#### EXERCISE MATERIALS

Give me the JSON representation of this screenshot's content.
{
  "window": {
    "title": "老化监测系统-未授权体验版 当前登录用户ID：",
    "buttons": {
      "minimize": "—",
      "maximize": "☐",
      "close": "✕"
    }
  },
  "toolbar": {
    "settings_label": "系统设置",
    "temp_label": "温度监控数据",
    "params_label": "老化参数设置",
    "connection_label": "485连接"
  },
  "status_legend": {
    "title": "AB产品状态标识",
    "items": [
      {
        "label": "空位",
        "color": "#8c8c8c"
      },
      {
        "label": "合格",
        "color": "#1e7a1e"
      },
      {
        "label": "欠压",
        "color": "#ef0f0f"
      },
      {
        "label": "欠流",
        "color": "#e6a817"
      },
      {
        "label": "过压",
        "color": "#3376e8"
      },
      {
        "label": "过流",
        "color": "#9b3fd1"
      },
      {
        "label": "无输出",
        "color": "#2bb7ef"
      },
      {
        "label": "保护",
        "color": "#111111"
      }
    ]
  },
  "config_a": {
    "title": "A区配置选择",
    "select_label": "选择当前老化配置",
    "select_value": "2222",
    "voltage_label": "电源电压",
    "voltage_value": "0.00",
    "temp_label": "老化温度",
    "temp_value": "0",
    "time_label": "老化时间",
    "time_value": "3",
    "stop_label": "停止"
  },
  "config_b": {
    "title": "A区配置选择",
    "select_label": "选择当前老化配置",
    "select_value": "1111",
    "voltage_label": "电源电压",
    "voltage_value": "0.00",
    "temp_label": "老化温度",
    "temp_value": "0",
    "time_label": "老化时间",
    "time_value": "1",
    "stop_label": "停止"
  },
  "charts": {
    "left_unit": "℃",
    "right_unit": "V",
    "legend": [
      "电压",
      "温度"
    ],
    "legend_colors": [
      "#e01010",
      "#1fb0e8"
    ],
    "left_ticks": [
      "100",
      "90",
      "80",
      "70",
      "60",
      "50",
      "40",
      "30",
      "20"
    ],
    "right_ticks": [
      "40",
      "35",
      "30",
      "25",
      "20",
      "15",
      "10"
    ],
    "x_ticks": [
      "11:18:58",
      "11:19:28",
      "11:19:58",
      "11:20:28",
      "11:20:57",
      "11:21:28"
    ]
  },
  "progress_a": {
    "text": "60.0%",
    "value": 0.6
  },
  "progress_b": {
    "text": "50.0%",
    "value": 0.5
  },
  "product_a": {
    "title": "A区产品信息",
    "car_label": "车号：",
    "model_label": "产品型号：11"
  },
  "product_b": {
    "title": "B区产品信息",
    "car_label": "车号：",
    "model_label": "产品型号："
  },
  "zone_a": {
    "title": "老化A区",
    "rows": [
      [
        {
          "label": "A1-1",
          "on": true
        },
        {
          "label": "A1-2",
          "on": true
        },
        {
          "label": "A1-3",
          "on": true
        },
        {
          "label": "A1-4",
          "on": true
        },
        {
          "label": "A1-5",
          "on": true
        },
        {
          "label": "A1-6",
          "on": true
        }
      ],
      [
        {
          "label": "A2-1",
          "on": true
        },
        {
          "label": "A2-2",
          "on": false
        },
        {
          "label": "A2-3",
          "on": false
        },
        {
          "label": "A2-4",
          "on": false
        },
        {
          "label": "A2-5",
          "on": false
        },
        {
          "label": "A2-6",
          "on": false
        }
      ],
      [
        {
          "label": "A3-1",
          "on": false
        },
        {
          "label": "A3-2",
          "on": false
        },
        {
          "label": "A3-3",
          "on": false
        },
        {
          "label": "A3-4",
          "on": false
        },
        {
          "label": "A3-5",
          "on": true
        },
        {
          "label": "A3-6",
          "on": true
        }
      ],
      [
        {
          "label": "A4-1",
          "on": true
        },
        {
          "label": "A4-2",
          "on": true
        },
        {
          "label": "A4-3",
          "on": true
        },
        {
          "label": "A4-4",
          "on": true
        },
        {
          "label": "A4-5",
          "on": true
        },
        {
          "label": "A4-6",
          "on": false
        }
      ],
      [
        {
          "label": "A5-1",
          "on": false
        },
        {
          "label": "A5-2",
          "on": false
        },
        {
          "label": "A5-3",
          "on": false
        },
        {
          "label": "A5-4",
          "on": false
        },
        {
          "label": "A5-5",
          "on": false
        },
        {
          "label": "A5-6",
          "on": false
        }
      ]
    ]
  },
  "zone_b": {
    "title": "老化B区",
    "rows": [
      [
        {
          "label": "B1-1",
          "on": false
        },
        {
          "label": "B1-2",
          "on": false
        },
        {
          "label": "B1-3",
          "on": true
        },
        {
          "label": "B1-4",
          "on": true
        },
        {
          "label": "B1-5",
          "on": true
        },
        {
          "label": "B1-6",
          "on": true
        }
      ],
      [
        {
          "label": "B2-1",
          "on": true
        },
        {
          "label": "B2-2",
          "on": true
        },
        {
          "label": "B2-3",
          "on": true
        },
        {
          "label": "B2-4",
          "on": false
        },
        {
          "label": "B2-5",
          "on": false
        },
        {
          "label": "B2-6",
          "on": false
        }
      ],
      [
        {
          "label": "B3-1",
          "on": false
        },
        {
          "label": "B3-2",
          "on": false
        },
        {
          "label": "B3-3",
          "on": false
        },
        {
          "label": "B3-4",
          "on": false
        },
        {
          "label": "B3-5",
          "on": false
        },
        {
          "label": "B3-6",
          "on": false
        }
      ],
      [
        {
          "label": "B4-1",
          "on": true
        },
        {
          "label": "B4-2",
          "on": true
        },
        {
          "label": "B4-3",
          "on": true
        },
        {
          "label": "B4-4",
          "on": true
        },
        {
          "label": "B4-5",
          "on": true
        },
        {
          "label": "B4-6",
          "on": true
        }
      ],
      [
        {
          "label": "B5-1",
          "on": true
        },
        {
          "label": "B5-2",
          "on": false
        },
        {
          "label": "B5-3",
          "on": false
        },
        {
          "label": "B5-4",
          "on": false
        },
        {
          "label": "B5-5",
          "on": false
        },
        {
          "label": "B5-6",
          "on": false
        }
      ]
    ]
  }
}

########

▶ _YOUR TASK_: Each line holding "产品型号" must be found and copied.

▶ _EXERCISE SOLUTION_:
    "model_label": "产品型号：11"
    "model_label": "产品型号："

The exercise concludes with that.